[Begin SOURCE RECORDS]
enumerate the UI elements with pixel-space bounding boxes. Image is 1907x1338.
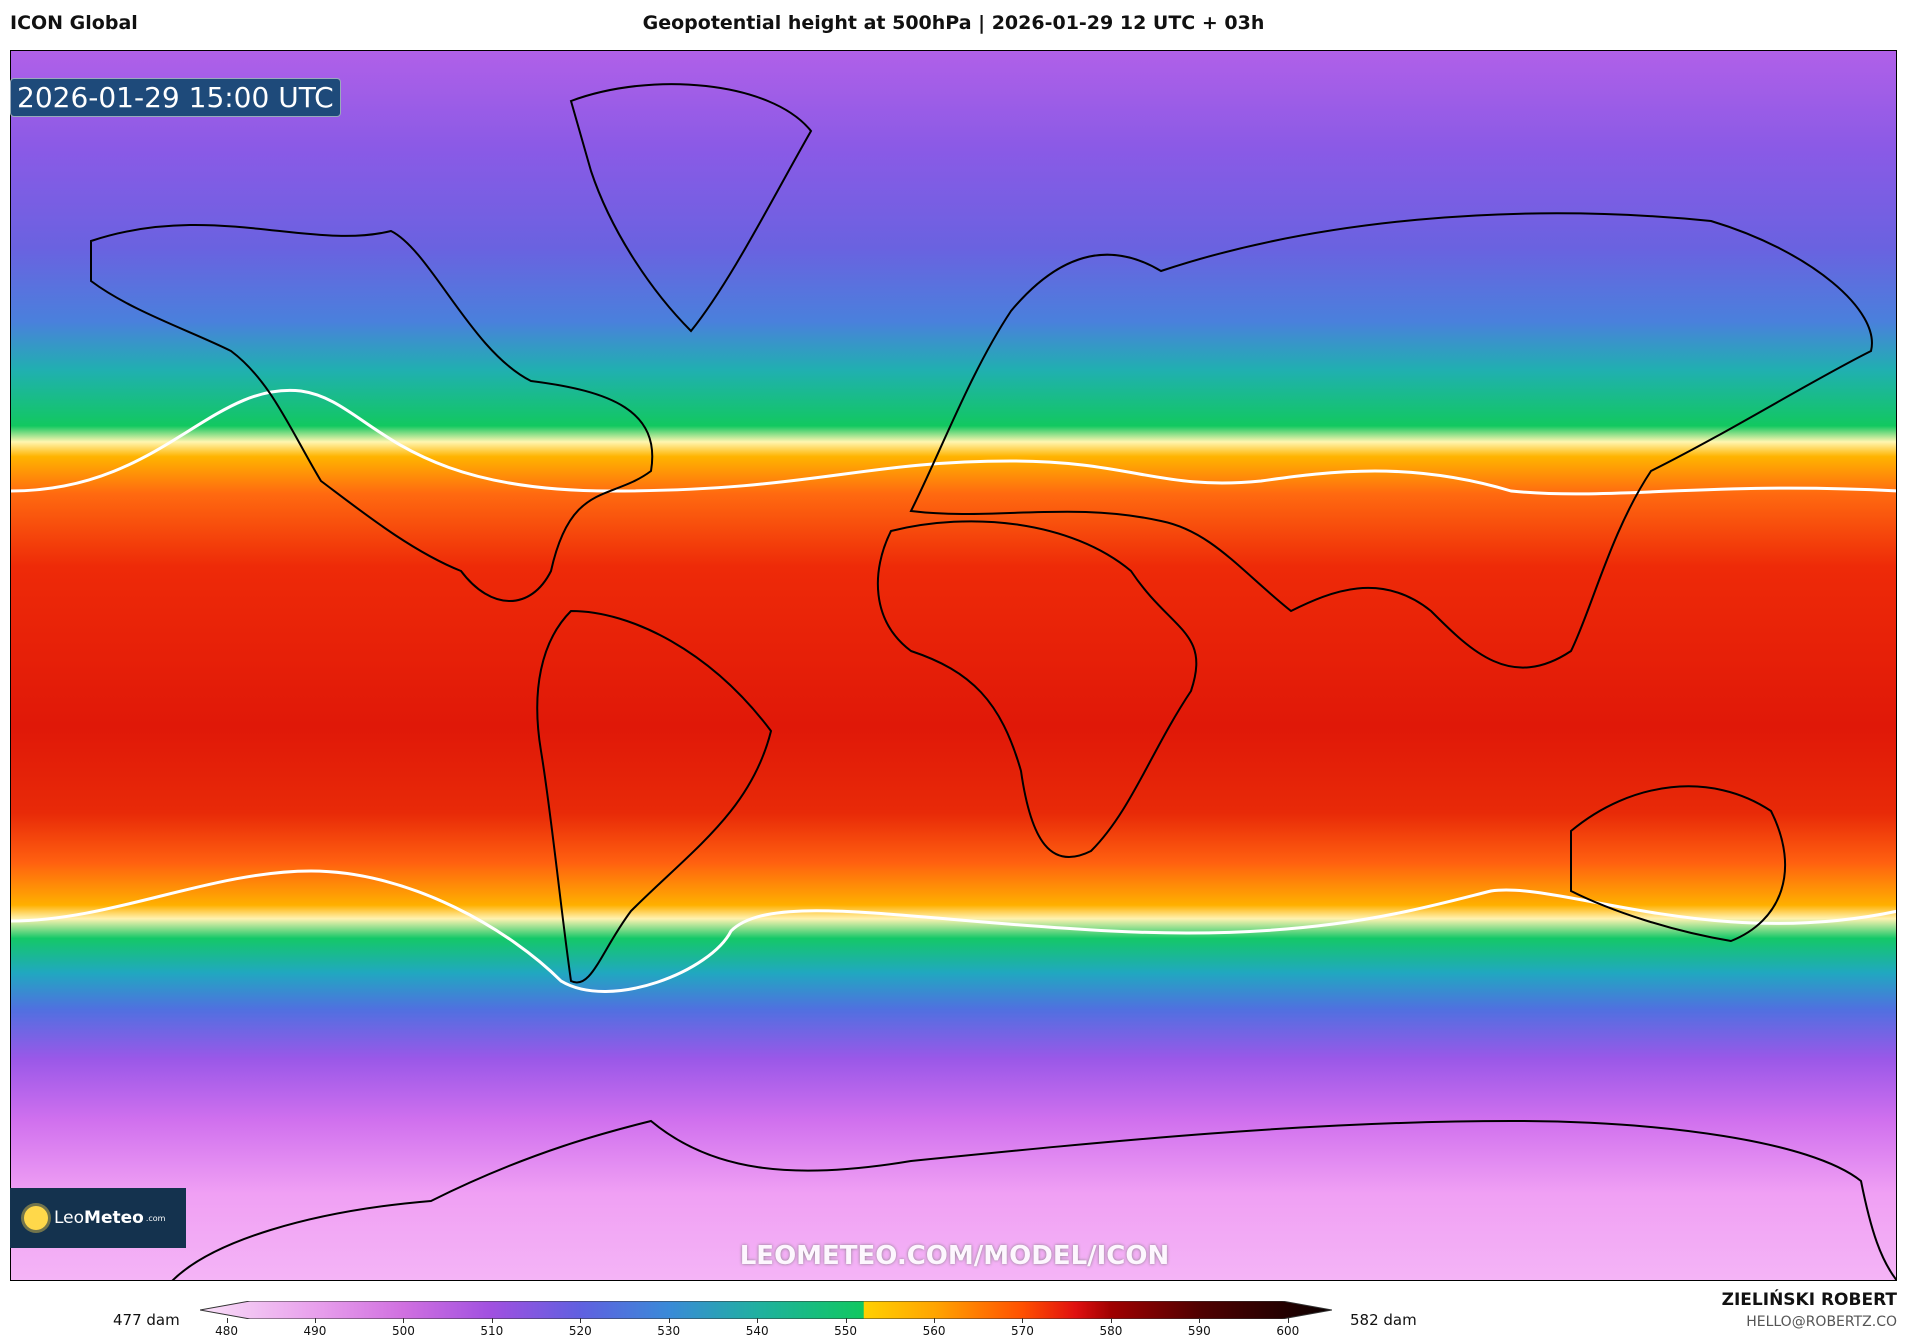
sun-icon bbox=[24, 1206, 48, 1230]
colorbar-tick-mark bbox=[1287, 1318, 1289, 1323]
geopotential-map: LEOMETEO.COM/MODEL/ICON bbox=[10, 50, 1897, 1281]
colorbar-tick-mark bbox=[934, 1318, 936, 1323]
colorbar bbox=[200, 1301, 1332, 1319]
colorbar-tick-label: 530 bbox=[657, 1324, 681, 1338]
colorbar-min-label: 477 dam bbox=[113, 1311, 180, 1329]
colorbar-tick-label: 540 bbox=[745, 1324, 769, 1338]
colorbar-max-label: 582 dam bbox=[1350, 1311, 1417, 1329]
map-title: Geopotential height at 500hPa | 2026-01-… bbox=[642, 12, 1265, 34]
colorbar-tick-label: 480 bbox=[215, 1324, 238, 1338]
colorbar-tick-label: 590 bbox=[1187, 1324, 1211, 1338]
colorbar-tick-mark bbox=[491, 1318, 493, 1323]
greenland-outline bbox=[569, 83, 813, 333]
leometeo-logo: Leo Meteo .com bbox=[10, 1188, 186, 1248]
colorbar-tick-mark bbox=[668, 1318, 670, 1323]
model-name: ICON Global bbox=[10, 12, 138, 34]
colorbar-body bbox=[200, 1301, 1332, 1319]
colorbar-tick-label: 500 bbox=[391, 1324, 415, 1338]
subtropical-boundary-south bbox=[11, 869, 1896, 993]
logo-suffix: .com bbox=[145, 1213, 166, 1223]
colorbar-tick-mark bbox=[1199, 1318, 1201, 1323]
subtropical-boundary-north bbox=[11, 388, 1896, 496]
colorbar-tick-label: 580 bbox=[1099, 1324, 1123, 1338]
colorbar-tick-mark bbox=[757, 1318, 759, 1323]
africa-outline bbox=[876, 520, 1198, 858]
eurasia-outline bbox=[909, 212, 1873, 669]
south-america-outline bbox=[536, 609, 773, 984]
colorbar-tick-label: 600 bbox=[1276, 1324, 1300, 1338]
colorbar-tick-mark bbox=[845, 1318, 847, 1323]
colorbar-tick-mark bbox=[226, 1318, 228, 1323]
logo-text-bold: Meteo bbox=[84, 1208, 144, 1228]
coastlines bbox=[11, 83, 1896, 1280]
antarctica-outline bbox=[171, 1119, 1896, 1280]
colorbar-tick-label: 560 bbox=[922, 1324, 946, 1338]
colorbar-tick-mark bbox=[1110, 1318, 1112, 1323]
colorbar-tick-mark bbox=[1022, 1318, 1024, 1323]
colorbar-tick-label: 490 bbox=[303, 1324, 327, 1338]
author-name: ZIELIŃSKI ROBERT bbox=[1721, 1290, 1897, 1310]
watermark-url: LEOMETEO.COM/MODEL/ICON bbox=[739, 1241, 1170, 1271]
colorbar-tick-label: 520 bbox=[568, 1324, 592, 1338]
valid-time-label: 2026-01-29 15:00 UTC bbox=[10, 78, 341, 117]
colorbar-tick-mark bbox=[403, 1318, 405, 1323]
colorbar-tick-label: 550 bbox=[834, 1324, 858, 1338]
colorbar-tick-label: 570 bbox=[1011, 1324, 1034, 1338]
colorbar-tick-label: 510 bbox=[480, 1324, 504, 1338]
north-america-outline bbox=[90, 224, 654, 602]
logo-text-light: Leo bbox=[54, 1208, 85, 1228]
author-email: HELLO@ROBERTZ.CO bbox=[1746, 1314, 1897, 1330]
colorbar-tick-mark bbox=[314, 1318, 316, 1323]
colorbar-tick-mark bbox=[580, 1318, 582, 1323]
australia-outline bbox=[1570, 785, 1786, 943]
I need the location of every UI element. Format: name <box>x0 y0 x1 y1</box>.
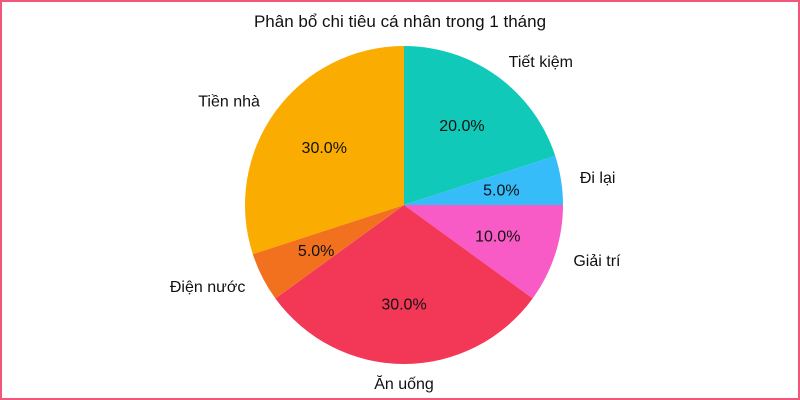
slice-label-di-lai: Đi lại <box>580 170 616 187</box>
slice-giai-tri <box>404 205 563 299</box>
pct-label-di-lai: 5.0% <box>483 183 519 200</box>
slice-label-dien-nuoc: Điện nước <box>170 279 245 296</box>
slice-tiet-kiem <box>404 46 556 205</box>
slice-tien-nha <box>245 46 404 255</box>
slice-an-uong <box>275 205 533 365</box>
pie-labels: 20.0% Tiết kiệm 5.0% Đi lại 10.0% Giải trí 30.… <box>170 54 621 393</box>
pct-label-dien-nuoc: 5.0% <box>298 243 334 260</box>
slice-label-tien-nha: Tiền nhà <box>198 93 260 110</box>
slice-dien-nuoc <box>252 205 404 299</box>
slice-label-giai-tri: Giải trí <box>573 253 621 270</box>
chart-title: Phân bổ chi tiêu cá nhân trong 1 tháng <box>253 12 547 31</box>
slice-label-tiet-kiem: Tiết kiệm <box>509 54 573 71</box>
pct-label-tiet-kiem: 20.0% <box>439 118 484 135</box>
pct-label-giai-tri: 10.0% <box>475 228 520 245</box>
pct-label-tien-nha: 30.0% <box>302 140 347 157</box>
pie-slices <box>245 46 563 365</box>
slice-di-lai <box>404 155 563 205</box>
pct-label-an-uong: 30.0% <box>381 297 426 314</box>
slice-label-an-uong: Ăn uống <box>374 374 434 393</box>
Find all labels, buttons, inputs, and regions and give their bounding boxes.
[End SOURCE RECORDS]
-- EXERCISE --
Copy every line of the material above word for word, omitting the pictures.

-- EXERCISE ANSWER --
enumerate the UI elements with pixel-space bounding boxes. Image is 1907x1338.
sun-icon bbox=[24, 1206, 48, 1230]
colorbar-tick-mark bbox=[1287, 1318, 1289, 1323]
geopotential-map: LEOMETEO.COM/MODEL/ICON bbox=[10, 50, 1897, 1281]
colorbar-tick-mark bbox=[934, 1318, 936, 1323]
colorbar bbox=[200, 1301, 1332, 1319]
colorbar-tick-label: 530 bbox=[657, 1324, 681, 1338]
colorbar-min-label: 477 dam bbox=[113, 1311, 180, 1329]
colorbar-tick-label: 540 bbox=[745, 1324, 769, 1338]
colorbar-max-label: 582 dam bbox=[1350, 1311, 1417, 1329]
map-title: Geopotential height at 500hPa | 2026-01-… bbox=[642, 12, 1265, 34]
colorbar-tick-label: 480 bbox=[215, 1324, 238, 1338]
colorbar-tick-label: 590 bbox=[1187, 1324, 1211, 1338]
colorbar-tick-mark bbox=[491, 1318, 493, 1323]
greenland-outline bbox=[569, 83, 813, 333]
leometeo-logo: Leo Meteo .com bbox=[10, 1188, 186, 1248]
colorbar-tick-mark bbox=[668, 1318, 670, 1323]
model-name: ICON Global bbox=[10, 12, 138, 34]
colorbar-body bbox=[200, 1301, 1332, 1319]
colorbar-tick-label: 500 bbox=[391, 1324, 415, 1338]
subtropical-boundary-south bbox=[11, 869, 1896, 993]
logo-suffix: .com bbox=[145, 1213, 166, 1223]
colorbar-tick-mark bbox=[1199, 1318, 1201, 1323]
subtropical-boundary-north bbox=[11, 388, 1896, 496]
colorbar-tick-label: 580 bbox=[1099, 1324, 1123, 1338]
colorbar-tick-mark bbox=[757, 1318, 759, 1323]
africa-outline bbox=[876, 520, 1198, 858]
eurasia-outline bbox=[909, 212, 1873, 669]
south-america-outline bbox=[536, 609, 773, 984]
colorbar-tick-label: 600 bbox=[1276, 1324, 1300, 1338]
colorbar-tick-mark bbox=[845, 1318, 847, 1323]
colorbar-tick-mark bbox=[226, 1318, 228, 1323]
logo-text-bold: Meteo bbox=[84, 1208, 144, 1228]
coastlines bbox=[11, 83, 1896, 1280]
antarctica-outline bbox=[171, 1119, 1896, 1280]
colorbar-tick-label: 560 bbox=[922, 1324, 946, 1338]
colorbar-tick-mark bbox=[1110, 1318, 1112, 1323]
colorbar-tick-mark bbox=[1022, 1318, 1024, 1323]
colorbar-tick-label: 490 bbox=[303, 1324, 327, 1338]
author-name: ZIELIŃSKI ROBERT bbox=[1721, 1290, 1897, 1310]
watermark-url: LEOMETEO.COM/MODEL/ICON bbox=[739, 1241, 1170, 1271]
colorbar-tick-label: 520 bbox=[568, 1324, 592, 1338]
valid-time-label: 2026-01-29 15:00 UTC bbox=[10, 78, 341, 117]
colorbar-tick-mark bbox=[403, 1318, 405, 1323]
colorbar-tick-label: 550 bbox=[834, 1324, 858, 1338]
colorbar-tick-label: 570 bbox=[1011, 1324, 1034, 1338]
colorbar-tick-label: 510 bbox=[480, 1324, 504, 1338]
north-america-outline bbox=[90, 224, 654, 602]
logo-text-light: Leo bbox=[54, 1208, 85, 1228]
author-email: HELLO@ROBERTZ.CO bbox=[1746, 1314, 1897, 1330]
colorbar-tick-mark bbox=[314, 1318, 316, 1323]
colorbar-tick-mark bbox=[580, 1318, 582, 1323]
australia-outline bbox=[1570, 785, 1786, 943]
I need the location of every UI element. Format: name <box>x0 y0 x1 y1</box>.
slice-label-di-lai: Đi lại <box>580 170 616 187</box>
slice-giai-tri <box>404 205 563 299</box>
pct-label-di-lai: 5.0% <box>483 183 519 200</box>
slice-label-dien-nuoc: Điện nước <box>170 279 245 296</box>
slice-tiet-kiem <box>404 46 556 205</box>
slice-tien-nha <box>245 46 404 255</box>
slice-an-uong <box>275 205 533 365</box>
pie-labels: 20.0% Tiết kiệm 5.0% Đi lại 10.0% Giải trí 30.… <box>170 54 621 393</box>
pct-label-dien-nuoc: 5.0% <box>298 243 334 260</box>
slice-label-tien-nha: Tiền nhà <box>198 93 260 110</box>
slice-dien-nuoc <box>252 205 404 299</box>
slice-label-giai-tri: Giải trí <box>573 253 621 270</box>
chart-title: Phân bổ chi tiêu cá nhân trong 1 tháng <box>253 12 547 31</box>
slice-label-tiet-kiem: Tiết kiệm <box>509 54 573 71</box>
pct-label-tiet-kiem: 20.0% <box>439 118 484 135</box>
pct-label-giai-tri: 10.0% <box>475 228 520 245</box>
pct-label-tien-nha: 30.0% <box>302 140 347 157</box>
pie-slices <box>245 46 563 365</box>
slice-di-lai <box>404 155 563 205</box>
pct-label-an-uong: 30.0% <box>381 297 426 314</box>
slice-label-an-uong: Ăn uống <box>374 374 434 393</box>
Find all labels, buttons, inputs, and regions and give their bounding boxes.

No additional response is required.